Among the lines below, count those with "grid". Give the total alone.

-- START Data supplied --

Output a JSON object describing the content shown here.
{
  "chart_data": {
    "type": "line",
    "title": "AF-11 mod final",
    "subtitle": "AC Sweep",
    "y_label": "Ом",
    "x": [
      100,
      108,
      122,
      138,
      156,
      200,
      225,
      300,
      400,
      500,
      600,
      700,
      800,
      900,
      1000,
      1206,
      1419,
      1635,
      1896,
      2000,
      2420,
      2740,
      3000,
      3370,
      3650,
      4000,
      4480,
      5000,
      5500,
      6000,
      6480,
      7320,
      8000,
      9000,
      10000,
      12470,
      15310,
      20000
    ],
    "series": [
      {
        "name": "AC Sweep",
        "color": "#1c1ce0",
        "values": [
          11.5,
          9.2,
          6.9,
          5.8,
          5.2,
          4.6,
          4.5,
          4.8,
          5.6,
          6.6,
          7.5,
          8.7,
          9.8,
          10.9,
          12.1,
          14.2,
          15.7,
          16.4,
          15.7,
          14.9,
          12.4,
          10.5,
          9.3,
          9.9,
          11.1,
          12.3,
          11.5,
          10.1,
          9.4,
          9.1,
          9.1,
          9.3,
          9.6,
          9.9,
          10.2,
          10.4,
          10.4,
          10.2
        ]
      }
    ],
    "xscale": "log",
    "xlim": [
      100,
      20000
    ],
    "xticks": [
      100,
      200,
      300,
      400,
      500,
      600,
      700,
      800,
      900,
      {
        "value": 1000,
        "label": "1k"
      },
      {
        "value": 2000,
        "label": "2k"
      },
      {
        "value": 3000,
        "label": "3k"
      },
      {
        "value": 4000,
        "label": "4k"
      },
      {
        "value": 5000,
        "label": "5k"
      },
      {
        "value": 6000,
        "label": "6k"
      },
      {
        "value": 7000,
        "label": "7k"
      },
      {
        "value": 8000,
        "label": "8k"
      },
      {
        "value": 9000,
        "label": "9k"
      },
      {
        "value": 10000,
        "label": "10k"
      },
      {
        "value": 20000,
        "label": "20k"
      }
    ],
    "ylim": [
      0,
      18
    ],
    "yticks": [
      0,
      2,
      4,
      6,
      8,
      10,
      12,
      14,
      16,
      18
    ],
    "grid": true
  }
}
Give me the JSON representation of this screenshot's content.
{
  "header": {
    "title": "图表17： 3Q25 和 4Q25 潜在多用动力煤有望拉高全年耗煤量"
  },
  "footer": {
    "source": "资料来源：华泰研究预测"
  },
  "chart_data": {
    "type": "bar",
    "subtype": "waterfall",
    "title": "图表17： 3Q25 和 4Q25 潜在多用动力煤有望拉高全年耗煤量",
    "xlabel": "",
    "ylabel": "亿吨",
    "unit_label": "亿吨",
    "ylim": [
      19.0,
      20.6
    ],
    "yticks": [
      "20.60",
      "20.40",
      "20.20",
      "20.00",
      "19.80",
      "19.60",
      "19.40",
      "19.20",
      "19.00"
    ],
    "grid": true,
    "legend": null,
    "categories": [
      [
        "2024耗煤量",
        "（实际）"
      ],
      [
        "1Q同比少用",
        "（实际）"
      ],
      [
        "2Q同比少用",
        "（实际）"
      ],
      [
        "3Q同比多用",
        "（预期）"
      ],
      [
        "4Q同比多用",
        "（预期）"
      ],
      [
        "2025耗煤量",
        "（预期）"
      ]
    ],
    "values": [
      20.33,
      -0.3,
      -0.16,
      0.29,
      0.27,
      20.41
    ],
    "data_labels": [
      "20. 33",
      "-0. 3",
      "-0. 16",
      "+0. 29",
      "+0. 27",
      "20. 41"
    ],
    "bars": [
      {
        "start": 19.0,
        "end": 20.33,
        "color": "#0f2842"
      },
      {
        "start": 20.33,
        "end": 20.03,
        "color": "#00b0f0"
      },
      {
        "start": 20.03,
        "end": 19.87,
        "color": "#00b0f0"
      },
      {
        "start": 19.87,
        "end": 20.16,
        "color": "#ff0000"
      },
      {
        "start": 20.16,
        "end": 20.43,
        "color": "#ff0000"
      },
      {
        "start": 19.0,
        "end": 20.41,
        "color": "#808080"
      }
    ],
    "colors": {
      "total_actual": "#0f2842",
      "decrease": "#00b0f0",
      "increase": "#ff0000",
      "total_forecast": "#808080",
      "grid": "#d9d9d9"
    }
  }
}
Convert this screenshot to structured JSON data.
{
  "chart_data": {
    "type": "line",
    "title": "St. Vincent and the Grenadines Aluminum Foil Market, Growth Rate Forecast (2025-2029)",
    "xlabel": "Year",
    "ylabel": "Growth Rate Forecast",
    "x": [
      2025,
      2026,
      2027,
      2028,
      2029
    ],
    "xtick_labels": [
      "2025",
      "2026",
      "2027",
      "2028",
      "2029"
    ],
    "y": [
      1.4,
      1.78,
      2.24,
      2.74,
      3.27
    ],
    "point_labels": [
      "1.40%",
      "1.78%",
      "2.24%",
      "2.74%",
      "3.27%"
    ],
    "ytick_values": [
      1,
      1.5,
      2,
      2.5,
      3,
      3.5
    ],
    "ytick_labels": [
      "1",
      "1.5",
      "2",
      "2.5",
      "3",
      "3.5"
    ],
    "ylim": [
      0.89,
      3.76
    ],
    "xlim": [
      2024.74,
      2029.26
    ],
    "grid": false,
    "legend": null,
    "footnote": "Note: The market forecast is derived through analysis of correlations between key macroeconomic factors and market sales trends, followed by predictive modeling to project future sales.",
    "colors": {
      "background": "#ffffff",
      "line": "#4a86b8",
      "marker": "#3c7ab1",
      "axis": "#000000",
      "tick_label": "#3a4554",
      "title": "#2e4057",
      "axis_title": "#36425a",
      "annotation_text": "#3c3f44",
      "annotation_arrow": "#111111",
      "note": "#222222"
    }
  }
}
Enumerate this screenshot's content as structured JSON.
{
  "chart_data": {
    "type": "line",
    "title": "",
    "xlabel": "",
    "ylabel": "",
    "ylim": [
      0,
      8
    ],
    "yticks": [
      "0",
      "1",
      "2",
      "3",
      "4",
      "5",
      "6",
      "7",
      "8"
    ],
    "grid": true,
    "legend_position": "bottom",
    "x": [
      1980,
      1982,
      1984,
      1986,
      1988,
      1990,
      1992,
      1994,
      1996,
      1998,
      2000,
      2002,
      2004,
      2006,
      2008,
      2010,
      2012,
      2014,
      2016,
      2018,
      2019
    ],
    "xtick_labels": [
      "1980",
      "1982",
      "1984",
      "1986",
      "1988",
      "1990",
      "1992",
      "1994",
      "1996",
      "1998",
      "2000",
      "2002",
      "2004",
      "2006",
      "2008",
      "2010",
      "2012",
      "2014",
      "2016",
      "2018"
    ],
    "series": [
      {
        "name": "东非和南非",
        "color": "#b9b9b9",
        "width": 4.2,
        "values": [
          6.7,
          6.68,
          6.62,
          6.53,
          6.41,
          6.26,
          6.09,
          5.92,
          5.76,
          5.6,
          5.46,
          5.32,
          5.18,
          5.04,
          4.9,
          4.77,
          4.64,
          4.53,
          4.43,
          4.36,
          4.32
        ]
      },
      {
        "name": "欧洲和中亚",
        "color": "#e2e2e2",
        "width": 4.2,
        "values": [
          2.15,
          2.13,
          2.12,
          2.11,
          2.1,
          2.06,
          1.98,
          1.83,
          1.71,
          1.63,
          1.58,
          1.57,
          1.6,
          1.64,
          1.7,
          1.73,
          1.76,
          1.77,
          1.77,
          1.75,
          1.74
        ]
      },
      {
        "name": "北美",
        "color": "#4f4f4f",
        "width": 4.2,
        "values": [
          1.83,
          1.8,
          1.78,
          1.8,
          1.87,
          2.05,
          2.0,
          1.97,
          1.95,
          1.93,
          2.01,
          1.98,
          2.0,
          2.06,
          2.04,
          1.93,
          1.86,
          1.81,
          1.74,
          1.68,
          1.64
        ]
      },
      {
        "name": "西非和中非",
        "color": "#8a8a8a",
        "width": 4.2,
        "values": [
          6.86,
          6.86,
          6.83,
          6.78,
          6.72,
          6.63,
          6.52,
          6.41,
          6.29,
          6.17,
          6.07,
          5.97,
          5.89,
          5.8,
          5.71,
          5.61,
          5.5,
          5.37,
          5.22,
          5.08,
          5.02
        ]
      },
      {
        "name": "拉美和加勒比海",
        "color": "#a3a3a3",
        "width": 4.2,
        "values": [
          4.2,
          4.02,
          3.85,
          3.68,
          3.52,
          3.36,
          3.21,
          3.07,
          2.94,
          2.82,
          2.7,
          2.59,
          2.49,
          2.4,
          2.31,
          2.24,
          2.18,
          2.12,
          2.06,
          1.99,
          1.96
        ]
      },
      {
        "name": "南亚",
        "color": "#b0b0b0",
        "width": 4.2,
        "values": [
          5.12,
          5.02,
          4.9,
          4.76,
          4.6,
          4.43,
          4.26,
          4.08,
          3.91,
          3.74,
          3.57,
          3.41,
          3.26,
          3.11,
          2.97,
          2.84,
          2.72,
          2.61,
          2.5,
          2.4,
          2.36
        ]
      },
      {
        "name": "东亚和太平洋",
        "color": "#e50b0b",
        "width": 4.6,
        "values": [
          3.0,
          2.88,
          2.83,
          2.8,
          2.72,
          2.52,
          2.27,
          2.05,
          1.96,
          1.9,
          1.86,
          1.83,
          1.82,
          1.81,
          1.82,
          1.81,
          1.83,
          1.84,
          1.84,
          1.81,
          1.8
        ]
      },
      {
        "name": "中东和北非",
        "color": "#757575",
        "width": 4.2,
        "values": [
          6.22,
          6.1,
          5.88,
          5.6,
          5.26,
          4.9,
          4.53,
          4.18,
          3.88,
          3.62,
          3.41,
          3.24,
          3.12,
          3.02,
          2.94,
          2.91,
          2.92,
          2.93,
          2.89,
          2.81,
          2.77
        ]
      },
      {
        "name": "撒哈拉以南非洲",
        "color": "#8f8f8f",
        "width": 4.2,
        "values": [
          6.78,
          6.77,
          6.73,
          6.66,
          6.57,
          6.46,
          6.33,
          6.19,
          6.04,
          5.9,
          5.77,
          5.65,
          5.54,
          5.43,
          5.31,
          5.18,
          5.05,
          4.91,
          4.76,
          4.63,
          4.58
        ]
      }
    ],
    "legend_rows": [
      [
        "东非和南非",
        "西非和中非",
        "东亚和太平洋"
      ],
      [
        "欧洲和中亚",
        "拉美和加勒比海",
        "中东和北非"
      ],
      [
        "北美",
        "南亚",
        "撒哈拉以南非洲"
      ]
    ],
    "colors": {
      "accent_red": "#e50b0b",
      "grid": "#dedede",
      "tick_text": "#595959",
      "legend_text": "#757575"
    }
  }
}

-- END Data supplied --

Answer to the task —
6